### Stated problem
From the listing below, pull out all lines with "Count" in them.

Dataset items:

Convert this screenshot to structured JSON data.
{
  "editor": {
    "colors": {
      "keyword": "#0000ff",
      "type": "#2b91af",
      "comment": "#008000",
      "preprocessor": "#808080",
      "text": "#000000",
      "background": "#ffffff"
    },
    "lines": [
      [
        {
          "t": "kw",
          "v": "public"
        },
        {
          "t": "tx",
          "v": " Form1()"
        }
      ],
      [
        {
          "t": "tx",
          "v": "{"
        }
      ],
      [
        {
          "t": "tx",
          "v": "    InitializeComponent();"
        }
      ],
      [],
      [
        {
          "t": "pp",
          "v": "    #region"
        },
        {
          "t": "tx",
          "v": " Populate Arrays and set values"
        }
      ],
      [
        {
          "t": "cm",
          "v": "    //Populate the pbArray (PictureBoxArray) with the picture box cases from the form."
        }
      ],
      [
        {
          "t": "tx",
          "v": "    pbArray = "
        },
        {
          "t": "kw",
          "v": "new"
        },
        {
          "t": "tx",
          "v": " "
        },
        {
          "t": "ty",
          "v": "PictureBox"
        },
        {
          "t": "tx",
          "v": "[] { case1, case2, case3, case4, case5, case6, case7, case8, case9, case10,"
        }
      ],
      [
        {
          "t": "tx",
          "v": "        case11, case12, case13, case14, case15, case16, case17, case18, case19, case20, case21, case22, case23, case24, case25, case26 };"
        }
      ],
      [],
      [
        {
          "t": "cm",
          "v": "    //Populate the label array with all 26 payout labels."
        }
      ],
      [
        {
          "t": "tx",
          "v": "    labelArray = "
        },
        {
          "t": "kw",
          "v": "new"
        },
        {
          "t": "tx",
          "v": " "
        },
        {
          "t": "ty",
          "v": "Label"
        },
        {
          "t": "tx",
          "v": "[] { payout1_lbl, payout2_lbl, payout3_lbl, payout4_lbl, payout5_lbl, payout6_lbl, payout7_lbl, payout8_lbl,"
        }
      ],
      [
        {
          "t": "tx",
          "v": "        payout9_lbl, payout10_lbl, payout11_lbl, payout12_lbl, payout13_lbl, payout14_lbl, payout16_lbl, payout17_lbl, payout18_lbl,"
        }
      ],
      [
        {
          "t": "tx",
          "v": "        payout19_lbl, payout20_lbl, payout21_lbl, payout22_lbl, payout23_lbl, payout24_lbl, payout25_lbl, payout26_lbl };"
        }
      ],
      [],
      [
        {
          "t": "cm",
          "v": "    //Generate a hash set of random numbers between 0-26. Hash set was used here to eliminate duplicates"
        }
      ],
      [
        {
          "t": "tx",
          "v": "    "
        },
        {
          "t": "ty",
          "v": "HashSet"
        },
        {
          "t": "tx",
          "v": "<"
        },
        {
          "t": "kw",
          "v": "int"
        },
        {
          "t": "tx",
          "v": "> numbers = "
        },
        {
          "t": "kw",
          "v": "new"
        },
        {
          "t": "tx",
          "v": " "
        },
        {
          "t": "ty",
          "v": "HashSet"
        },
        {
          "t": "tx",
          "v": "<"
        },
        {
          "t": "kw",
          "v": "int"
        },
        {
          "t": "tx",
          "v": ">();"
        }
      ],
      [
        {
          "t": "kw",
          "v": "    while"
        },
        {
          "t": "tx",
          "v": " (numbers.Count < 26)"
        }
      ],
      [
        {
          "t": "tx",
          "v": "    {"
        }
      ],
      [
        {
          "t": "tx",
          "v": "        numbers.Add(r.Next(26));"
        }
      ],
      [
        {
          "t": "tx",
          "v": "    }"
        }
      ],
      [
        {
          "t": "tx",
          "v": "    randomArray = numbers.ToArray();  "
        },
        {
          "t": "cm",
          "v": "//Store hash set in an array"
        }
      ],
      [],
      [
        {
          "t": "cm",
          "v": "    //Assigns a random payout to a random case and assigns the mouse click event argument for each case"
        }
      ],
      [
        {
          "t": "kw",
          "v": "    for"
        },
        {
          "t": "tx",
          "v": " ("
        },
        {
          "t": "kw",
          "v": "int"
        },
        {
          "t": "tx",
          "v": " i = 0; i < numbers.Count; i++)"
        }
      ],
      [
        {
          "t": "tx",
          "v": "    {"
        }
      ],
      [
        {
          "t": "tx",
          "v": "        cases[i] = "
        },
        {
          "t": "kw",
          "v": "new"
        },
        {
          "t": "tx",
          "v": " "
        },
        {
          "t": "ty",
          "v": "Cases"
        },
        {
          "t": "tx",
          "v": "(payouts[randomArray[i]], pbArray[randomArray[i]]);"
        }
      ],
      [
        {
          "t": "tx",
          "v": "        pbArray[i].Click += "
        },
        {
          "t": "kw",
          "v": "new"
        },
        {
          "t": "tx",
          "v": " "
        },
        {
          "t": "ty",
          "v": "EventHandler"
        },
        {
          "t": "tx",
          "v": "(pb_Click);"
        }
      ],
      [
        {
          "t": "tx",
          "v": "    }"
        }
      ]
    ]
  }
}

### Task response
          "v": " (numbers.Count < 26)"
          "v": " i = 0; i < numbers.Count; i++)"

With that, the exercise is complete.